** begin **
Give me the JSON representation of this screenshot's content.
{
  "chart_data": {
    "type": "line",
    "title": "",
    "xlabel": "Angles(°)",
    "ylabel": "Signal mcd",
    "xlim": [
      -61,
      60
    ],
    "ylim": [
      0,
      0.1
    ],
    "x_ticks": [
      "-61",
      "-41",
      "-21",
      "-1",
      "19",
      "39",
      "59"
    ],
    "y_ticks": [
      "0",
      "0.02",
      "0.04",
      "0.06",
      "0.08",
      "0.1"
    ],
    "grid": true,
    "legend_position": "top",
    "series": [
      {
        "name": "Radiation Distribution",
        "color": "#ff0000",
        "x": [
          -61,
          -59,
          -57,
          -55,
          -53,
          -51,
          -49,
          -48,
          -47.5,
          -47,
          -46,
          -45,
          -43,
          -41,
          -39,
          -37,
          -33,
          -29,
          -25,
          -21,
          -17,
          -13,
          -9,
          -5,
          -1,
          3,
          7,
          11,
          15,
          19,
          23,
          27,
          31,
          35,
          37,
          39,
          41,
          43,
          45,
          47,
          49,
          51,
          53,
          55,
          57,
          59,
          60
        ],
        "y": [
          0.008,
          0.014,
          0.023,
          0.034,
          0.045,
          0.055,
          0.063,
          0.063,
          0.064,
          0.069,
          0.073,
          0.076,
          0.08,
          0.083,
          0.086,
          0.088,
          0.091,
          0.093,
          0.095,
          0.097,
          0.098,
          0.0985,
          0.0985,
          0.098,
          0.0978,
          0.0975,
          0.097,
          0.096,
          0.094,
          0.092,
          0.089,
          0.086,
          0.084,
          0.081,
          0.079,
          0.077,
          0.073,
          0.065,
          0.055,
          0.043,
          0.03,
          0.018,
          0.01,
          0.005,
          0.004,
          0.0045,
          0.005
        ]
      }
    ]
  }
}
** end **
» **EXERCISE DESCRIPTION**
Quote the whole listing above, leaving nothing out.

» **OUTPUT FOR THIS EXERCISE**
Give me the JSON representation of this screenshot's content.
{
  "chart_data": {
    "type": "line",
    "title": "",
    "xlabel": "Angles(°)",
    "ylabel": "Signal mcd",
    "xlim": [
      -61,
      60
    ],
    "ylim": [
      0,
      0.1
    ],
    "x_ticks": [
      "-61",
      "-41",
      "-21",
      "-1",
      "19",
      "39",
      "59"
    ],
    "y_ticks": [
      "0",
      "0.02",
      "0.04",
      "0.06",
      "0.08",
      "0.1"
    ],
    "grid": true,
    "legend_position": "top",
    "series": [
      {
        "name": "Radiation Distribution",
        "color": "#ff0000",
        "x": [
          -61,
          -59,
          -57,
          -55,
          -53,
          -51,
          -49,
          -48,
          -47.5,
          -47,
          -46,
          -45,
          -43,
          -41,
          -39,
          -37,
          -33,
          -29,
          -25,
          -21,
          -17,
          -13,
          -9,
          -5,
          -1,
          3,
          7,
          11,
          15,
          19,
          23,
          27,
          31,
          35,
          37,
          39,
          41,
          43,
          45,
          47,
          49,
          51,
          53,
          55,
          57,
          59,
          60
        ],
        "y": [
          0.008,
          0.014,
          0.023,
          0.034,
          0.045,
          0.055,
          0.063,
          0.063,
          0.064,
          0.069,
          0.073,
          0.076,
          0.08,
          0.083,
          0.086,
          0.088,
          0.091,
          0.093,
          0.095,
          0.097,
          0.098,
          0.0985,
          0.0985,
          0.098,
          0.0978,
          0.0975,
          0.097,
          0.096,
          0.094,
          0.092,
          0.089,
          0.086,
          0.084,
          0.081,
          0.079,
          0.077,
          0.073,
          0.065,
          0.055,
          0.043,
          0.03,
          0.018,
          0.01,
          0.005,
          0.004,
          0.0045,
          0.005
        ]
      }
    ]
  }
}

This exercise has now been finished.